Extracts from a graphics dataset ▸

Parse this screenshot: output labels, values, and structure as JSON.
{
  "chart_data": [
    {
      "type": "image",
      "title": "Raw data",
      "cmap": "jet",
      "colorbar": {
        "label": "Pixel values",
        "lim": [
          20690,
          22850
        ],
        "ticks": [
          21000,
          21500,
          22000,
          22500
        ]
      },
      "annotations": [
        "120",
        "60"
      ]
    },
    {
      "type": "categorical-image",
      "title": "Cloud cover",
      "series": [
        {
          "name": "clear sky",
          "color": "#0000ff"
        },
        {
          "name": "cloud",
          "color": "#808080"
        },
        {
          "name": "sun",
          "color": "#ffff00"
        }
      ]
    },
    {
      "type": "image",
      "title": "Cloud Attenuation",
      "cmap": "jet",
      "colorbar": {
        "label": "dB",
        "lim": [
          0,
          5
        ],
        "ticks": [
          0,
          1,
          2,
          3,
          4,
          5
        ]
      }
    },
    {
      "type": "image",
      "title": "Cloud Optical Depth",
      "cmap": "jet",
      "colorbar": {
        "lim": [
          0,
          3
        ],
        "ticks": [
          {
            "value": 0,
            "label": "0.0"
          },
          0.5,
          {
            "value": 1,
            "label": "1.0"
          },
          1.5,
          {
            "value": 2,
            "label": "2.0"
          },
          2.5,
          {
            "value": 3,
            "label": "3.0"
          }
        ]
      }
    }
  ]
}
--
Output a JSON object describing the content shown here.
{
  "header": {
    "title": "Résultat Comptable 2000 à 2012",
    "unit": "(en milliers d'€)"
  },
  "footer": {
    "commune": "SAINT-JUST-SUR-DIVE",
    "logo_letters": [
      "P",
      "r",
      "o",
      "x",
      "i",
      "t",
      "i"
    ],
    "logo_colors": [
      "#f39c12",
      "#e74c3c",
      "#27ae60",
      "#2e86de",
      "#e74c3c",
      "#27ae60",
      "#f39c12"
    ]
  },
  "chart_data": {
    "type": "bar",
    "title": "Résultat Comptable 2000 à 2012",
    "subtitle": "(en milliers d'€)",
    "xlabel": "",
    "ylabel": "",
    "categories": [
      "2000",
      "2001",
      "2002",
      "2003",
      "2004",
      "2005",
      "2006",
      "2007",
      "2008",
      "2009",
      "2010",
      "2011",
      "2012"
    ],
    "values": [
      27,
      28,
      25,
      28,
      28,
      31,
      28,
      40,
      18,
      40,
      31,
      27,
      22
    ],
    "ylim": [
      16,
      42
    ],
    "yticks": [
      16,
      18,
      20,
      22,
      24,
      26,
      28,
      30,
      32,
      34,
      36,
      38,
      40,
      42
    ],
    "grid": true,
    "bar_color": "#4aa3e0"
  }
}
...
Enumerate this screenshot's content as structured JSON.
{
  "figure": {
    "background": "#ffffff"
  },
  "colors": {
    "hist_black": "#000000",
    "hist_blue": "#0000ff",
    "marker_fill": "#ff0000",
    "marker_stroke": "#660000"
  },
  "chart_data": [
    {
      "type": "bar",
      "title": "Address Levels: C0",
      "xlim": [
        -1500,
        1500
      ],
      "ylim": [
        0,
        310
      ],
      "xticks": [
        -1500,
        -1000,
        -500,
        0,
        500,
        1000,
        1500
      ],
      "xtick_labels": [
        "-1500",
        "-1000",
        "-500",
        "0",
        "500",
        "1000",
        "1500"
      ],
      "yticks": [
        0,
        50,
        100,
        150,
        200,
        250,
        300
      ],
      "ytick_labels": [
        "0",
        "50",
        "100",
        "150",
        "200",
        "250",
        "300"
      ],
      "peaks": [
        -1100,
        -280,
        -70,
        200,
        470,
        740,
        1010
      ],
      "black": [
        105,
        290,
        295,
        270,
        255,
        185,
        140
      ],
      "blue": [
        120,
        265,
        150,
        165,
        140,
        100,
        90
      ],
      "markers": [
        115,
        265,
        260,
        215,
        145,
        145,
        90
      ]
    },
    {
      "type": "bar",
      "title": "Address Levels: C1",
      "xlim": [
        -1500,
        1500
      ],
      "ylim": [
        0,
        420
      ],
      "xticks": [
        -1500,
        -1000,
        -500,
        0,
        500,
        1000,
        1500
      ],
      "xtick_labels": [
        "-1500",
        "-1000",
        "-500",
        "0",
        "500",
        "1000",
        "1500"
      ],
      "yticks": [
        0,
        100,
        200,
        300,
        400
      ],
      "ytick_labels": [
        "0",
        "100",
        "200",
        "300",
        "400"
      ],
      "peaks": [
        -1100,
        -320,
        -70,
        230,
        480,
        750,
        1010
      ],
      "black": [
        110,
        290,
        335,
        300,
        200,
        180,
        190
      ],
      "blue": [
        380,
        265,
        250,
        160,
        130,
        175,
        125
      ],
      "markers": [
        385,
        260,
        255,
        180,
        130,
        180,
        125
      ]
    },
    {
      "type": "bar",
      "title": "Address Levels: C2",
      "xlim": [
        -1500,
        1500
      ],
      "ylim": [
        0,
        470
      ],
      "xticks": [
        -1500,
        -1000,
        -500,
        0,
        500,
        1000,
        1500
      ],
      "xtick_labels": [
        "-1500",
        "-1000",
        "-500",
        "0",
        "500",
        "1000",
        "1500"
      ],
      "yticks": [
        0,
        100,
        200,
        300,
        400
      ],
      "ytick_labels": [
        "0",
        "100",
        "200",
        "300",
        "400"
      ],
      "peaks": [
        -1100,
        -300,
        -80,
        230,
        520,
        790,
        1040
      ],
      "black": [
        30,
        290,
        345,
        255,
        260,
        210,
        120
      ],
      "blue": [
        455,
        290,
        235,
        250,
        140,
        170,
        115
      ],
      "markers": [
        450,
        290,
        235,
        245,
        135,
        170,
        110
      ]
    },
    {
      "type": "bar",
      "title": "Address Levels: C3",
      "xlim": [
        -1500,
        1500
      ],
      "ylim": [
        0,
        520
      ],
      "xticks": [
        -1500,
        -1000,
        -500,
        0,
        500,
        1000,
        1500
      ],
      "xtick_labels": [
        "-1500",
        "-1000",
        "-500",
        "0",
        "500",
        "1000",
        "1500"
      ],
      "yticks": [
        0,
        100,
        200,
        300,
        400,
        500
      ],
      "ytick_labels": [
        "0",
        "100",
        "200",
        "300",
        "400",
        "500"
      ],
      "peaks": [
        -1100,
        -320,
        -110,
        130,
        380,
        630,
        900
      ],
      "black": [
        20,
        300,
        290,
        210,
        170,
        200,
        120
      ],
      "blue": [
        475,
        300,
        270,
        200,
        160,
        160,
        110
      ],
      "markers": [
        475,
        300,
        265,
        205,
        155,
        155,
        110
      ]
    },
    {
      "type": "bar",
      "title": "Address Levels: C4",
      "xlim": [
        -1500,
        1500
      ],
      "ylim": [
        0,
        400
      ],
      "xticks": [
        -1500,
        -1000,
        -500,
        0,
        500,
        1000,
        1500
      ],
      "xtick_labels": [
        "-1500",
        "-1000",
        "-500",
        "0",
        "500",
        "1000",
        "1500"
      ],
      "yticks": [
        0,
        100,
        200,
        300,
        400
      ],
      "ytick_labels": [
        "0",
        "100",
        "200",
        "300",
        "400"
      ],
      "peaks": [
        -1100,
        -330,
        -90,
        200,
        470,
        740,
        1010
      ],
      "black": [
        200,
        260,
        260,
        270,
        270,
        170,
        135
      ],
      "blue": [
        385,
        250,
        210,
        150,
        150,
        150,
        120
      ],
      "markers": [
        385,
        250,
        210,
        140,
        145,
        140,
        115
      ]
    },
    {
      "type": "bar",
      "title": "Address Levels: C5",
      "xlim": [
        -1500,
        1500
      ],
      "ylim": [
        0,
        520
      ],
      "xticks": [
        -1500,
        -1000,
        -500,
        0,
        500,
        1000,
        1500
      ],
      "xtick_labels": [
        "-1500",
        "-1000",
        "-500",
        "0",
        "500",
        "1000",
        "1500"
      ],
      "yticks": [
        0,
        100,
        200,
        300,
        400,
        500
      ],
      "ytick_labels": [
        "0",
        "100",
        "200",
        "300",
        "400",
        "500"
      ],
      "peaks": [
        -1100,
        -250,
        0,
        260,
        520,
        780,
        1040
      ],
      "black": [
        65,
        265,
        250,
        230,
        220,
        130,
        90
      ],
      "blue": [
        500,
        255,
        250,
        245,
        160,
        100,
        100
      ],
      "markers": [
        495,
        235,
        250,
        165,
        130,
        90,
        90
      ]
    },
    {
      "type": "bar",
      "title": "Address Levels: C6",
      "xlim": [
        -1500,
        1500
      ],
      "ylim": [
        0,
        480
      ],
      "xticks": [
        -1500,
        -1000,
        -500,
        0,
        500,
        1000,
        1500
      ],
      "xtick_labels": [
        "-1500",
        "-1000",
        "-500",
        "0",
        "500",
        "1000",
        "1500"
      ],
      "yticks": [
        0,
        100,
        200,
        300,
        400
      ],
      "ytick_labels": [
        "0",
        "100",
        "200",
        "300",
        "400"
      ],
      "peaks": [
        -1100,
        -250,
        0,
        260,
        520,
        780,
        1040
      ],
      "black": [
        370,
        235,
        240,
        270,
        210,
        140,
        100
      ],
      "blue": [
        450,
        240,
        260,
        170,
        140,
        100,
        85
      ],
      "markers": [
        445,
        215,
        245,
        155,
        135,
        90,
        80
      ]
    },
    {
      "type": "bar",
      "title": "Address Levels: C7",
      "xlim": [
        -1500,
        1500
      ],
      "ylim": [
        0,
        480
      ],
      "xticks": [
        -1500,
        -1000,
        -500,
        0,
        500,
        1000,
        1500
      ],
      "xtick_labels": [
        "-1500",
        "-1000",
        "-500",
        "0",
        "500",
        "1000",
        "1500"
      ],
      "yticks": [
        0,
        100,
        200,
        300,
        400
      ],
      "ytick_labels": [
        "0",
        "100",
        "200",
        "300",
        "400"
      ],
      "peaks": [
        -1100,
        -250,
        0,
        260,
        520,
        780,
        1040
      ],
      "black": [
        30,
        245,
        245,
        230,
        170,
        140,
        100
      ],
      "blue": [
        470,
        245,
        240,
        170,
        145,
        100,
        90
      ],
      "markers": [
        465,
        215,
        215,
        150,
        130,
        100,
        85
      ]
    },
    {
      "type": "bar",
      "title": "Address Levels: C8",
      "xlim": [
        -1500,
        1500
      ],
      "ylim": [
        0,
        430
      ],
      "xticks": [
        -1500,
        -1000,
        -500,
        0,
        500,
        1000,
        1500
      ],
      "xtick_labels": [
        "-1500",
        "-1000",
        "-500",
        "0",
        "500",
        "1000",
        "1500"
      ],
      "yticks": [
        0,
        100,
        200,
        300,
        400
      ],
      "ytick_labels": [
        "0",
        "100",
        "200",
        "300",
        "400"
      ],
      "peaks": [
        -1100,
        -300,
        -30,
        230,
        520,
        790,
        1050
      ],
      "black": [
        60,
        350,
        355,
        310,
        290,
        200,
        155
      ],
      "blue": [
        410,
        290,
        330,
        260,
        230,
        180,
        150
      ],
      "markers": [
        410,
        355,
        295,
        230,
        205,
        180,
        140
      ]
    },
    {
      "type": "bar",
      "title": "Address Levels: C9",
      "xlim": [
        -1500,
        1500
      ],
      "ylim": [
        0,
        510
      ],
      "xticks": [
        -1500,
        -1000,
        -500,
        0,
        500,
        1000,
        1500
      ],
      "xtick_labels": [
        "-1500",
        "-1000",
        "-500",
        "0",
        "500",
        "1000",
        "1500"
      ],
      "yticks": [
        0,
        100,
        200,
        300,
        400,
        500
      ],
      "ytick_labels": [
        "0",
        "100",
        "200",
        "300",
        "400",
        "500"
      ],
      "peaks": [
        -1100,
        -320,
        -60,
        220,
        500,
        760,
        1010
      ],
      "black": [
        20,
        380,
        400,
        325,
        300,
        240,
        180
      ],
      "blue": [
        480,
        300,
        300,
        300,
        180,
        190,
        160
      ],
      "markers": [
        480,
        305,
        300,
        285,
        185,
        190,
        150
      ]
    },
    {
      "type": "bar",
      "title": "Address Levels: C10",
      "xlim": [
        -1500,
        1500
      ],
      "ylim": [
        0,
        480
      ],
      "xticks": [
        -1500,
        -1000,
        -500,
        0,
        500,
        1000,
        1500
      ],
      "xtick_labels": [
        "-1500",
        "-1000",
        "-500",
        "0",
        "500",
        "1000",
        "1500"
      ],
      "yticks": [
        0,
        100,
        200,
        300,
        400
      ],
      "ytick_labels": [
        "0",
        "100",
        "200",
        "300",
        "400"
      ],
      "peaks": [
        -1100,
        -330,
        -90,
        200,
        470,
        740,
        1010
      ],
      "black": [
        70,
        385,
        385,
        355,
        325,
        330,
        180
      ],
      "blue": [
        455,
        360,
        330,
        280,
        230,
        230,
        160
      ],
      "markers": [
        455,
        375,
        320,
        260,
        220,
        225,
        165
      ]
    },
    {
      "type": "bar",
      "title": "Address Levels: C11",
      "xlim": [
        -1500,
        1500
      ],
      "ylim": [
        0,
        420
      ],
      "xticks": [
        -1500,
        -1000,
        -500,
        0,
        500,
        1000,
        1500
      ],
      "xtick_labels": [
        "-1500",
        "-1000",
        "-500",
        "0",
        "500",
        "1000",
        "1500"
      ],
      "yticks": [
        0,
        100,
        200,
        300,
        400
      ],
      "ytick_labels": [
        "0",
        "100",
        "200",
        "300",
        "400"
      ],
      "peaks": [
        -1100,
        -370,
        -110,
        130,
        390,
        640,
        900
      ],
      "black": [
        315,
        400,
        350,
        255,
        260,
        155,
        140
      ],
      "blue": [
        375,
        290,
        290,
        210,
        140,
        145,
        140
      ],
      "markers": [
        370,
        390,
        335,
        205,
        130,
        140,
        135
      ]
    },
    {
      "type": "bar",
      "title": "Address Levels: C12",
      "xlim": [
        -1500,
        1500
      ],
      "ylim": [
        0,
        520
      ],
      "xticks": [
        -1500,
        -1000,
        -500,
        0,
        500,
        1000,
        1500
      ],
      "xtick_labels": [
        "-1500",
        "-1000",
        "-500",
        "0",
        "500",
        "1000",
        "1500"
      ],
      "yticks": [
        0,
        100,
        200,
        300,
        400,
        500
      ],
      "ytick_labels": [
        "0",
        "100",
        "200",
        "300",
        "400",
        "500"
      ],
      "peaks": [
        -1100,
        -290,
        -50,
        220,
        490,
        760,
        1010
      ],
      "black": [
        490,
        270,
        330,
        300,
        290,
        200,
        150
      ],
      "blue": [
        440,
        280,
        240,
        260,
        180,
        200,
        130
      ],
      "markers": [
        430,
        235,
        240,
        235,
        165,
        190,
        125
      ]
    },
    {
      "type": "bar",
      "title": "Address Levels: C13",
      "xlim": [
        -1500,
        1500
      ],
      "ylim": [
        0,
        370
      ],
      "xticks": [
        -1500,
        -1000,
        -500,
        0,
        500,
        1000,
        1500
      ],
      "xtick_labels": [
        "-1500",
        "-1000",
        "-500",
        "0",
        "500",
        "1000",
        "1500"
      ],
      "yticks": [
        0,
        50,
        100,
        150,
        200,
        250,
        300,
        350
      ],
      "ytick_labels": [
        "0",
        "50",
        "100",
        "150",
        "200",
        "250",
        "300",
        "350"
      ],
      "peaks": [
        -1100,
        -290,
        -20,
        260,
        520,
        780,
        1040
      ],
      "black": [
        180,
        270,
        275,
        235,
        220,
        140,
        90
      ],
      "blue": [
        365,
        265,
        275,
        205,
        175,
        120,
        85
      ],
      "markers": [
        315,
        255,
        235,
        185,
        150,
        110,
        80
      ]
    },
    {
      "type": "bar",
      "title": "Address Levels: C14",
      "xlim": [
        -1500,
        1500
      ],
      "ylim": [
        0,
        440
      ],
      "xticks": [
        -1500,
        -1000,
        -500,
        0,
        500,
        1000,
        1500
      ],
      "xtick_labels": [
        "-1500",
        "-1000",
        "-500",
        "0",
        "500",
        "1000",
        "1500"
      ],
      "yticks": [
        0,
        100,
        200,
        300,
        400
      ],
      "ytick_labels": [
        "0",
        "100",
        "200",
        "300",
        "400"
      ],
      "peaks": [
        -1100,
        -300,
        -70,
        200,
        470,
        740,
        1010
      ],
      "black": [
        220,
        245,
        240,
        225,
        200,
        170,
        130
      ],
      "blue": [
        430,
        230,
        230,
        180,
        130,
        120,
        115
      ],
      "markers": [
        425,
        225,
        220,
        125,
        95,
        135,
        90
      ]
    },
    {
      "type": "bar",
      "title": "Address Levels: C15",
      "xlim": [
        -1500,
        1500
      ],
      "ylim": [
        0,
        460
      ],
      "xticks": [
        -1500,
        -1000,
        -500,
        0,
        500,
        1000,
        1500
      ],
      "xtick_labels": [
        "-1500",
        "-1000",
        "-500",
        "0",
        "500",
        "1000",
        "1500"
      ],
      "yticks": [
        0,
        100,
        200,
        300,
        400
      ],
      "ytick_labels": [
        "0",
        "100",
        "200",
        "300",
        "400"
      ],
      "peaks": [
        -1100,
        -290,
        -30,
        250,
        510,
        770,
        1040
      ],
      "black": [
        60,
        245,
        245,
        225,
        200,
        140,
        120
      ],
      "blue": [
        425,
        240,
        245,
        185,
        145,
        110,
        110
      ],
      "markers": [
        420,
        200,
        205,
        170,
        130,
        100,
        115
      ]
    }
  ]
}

The problem ▸ Reproduce every line from the entries that holds the word "values".

Exercise answer ▸
Parse this screenshot: output labels, values, and structure as JSON.
        "label": "Pixel values",
    "values": [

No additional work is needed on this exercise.